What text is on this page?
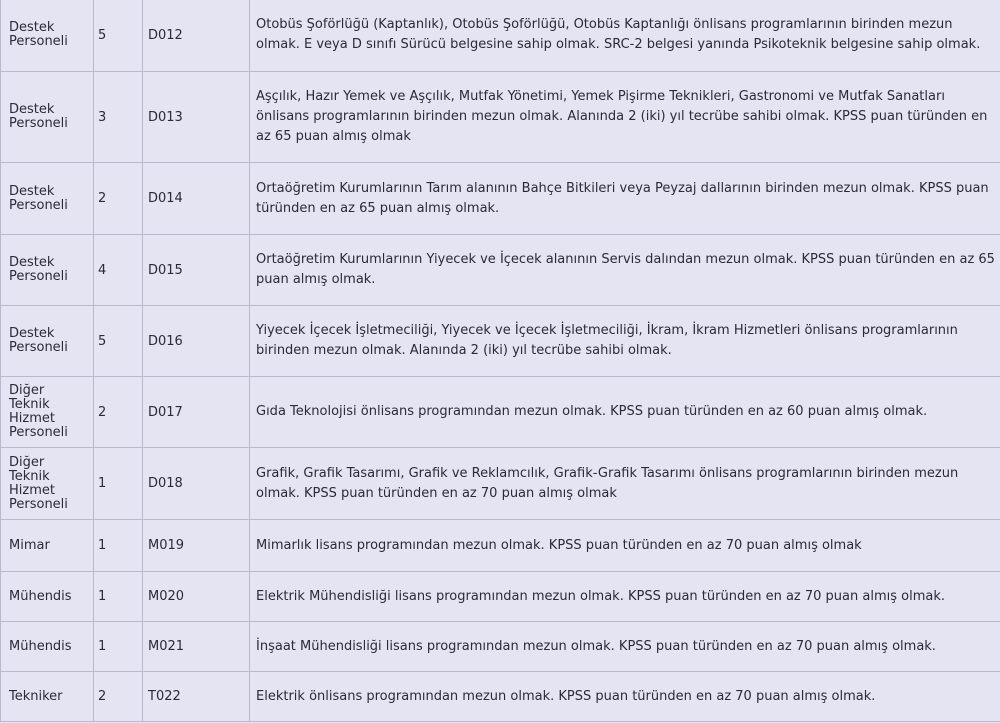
Destek Personeli	5	D012	Otobüs Şoförlüğü (Kaptanlık), Otobüs Şoförlüğü, Otobüs Kaptanlığı önlisans programlarının birinden mezun olmak. E veya D sınıfı Sürücü belgesine sahip olmak. SRC-2 belgesi yanında Psikoteknik belgesine sahip olmak.
Destek Personeli	3	D013	Aşçılık, Hazır Yemek ve Aşçılık, Mutfak Yönetimi, Yemek Pişirme Teknikleri, Gastronomi ve Mutfak Sanatları önlisans programlarının birinden mezun olmak. Alanında 2 (iki) yıl tecrübe sahibi olmak. KPSS puan türünden en az 65 puan almış olmak
Destek Personeli	2	D014	Ortaöğretim Kurumlarının Tarım alanının Bahçe Bitkileri veya Peyzaj dallarının birinden mezun olmak. KPSS puan türünden en az 65 puan almış olmak.
Destek Personeli	4	D015	Ortaöğretim Kurumlarının Yiyecek ve İçecek alanının Servis dalından mezun olmak. KPSS puan türünden en az 65 puan almış olmak.
Destek Personeli	5	D016	Yiyecek İçecek İşletmeciliği, Yiyecek ve İçecek İşletmeciliği, İkram, İkram Hizmetleri önlisans programlarının birinden mezun olmak. Alanında 2 (iki) yıl tecrübe sahibi olmak.
Diğer Teknik Hizmet Personeli	2	D017	Gıda Teknolojisi önlisans programından mezun olmak. KPSS puan türünden en az 60 puan almış olmak.
Diğer Teknik Hizmet Personeli	1	D018	Grafik, Grafik Tasarımı, Grafik ve Reklamcılık, Grafik-Grafik Tasarımı önlisans programlarının birinden mezun olmak. KPSS puan türünden en az 70 puan almış olmak
Mimar	1	M019	Mimarlık lisans programından mezun olmak. KPSS puan türünden en az 70 puan almış olmak
Mühendis	1	M020	Elektrik Mühendisliği lisans programından mezun olmak. KPSS puan türünden en az 70 puan almış olmak.
Mühendis	1	M021	İnşaat Mühendisliği lisans programından mezun olmak. KPSS puan türünden en az 70 puan almış olmak.
Tekniker	2	T022	Elektrik önlisans programından mezun olmak. KPSS puan türünden en az 70 puan almış olmak.
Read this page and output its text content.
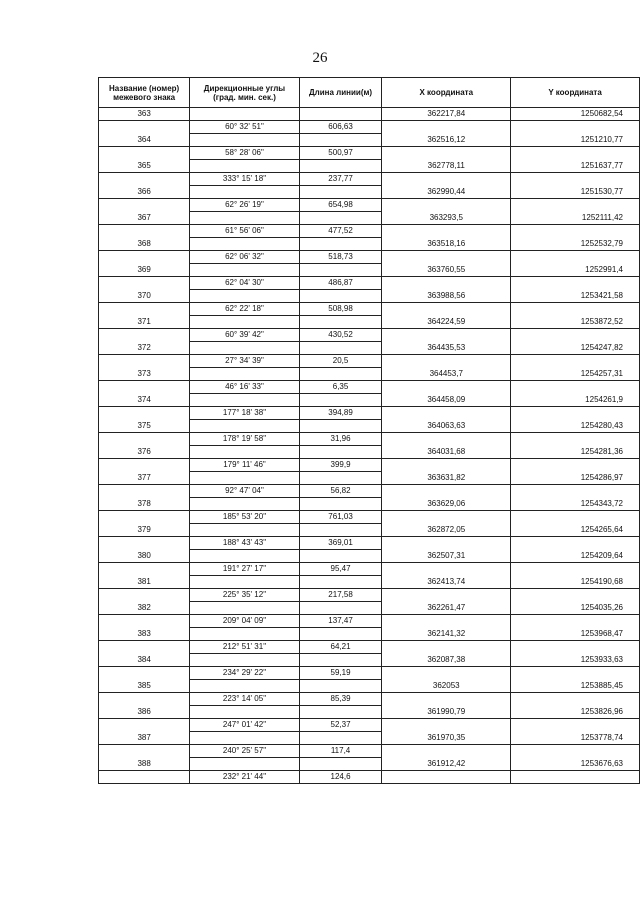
26
Название (номер) межевого знака	Дирекционные углы (град. мин. сек.)	Длина линии(м)	X координата	Y координата
363			362217,84	1250682,54
	60° 32' 51"	606,63		
364			362516,12	1251210,77
	58° 28' 06"	500,97		
365			362778,11	1251637,77
	333° 15' 18"	237,77		
366			362990,44	1251530,77
	62° 26' 19"	654,98		
367			363293,5	1252111,42
	61° 56' 06"	477,52		
368			363518,16	1252532,79
	62° 06' 32"	518,73		
369			363760,55	1252991,4
	62° 04' 30"	486,87		
370			363988,56	1253421,58
	62° 22' 18"	508,98		
371			364224,59	1253872,52
	60° 39' 42"	430,52		
372			364435,53	1254247,82
	27° 34' 39"	20,5		
373			364453,7	1254257,31
	46° 16' 33"	6,35		
374			364458,09	1254261,9
	177° 18' 38"	394,89		
375			364063,63	1254280,43
	178° 19' 58"	31,96		
376			364031,68	1254281,36
	179° 11' 46"	399,9		
377			363631,82	1254286,97
	92° 47' 04"	56,82		
378			363629,06	1254343,72
	185° 53' 20"	761,03		
379			362872,05	1254265,64
	188° 43' 43"	369,01		
380			362507,31	1254209,64
	191° 27' 17"	95,47		
381			362413,74	1254190,68
	225° 35' 12"	217,58		
382			362261,47	1254035,26
	209° 04' 09"	137,47		
383			362141,32	1253968,47
	212° 51' 31"	64,21		
384			362087,38	1253933,63
	234° 29' 22"	59,19		
385			362053	1253885,45
	223° 14' 05"	85,39		
386			361990,79	1253826,96
	247° 01' 42"	52,37		
387			361970,35	1253778,74
	240° 25' 57"	117,4		
388			361912,42	1253676,63
	232° 21' 44"	124,6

**Your goal:**
Find how many lines of the listing include the string "text" and give that number, nothing else.

**Right answer:**
2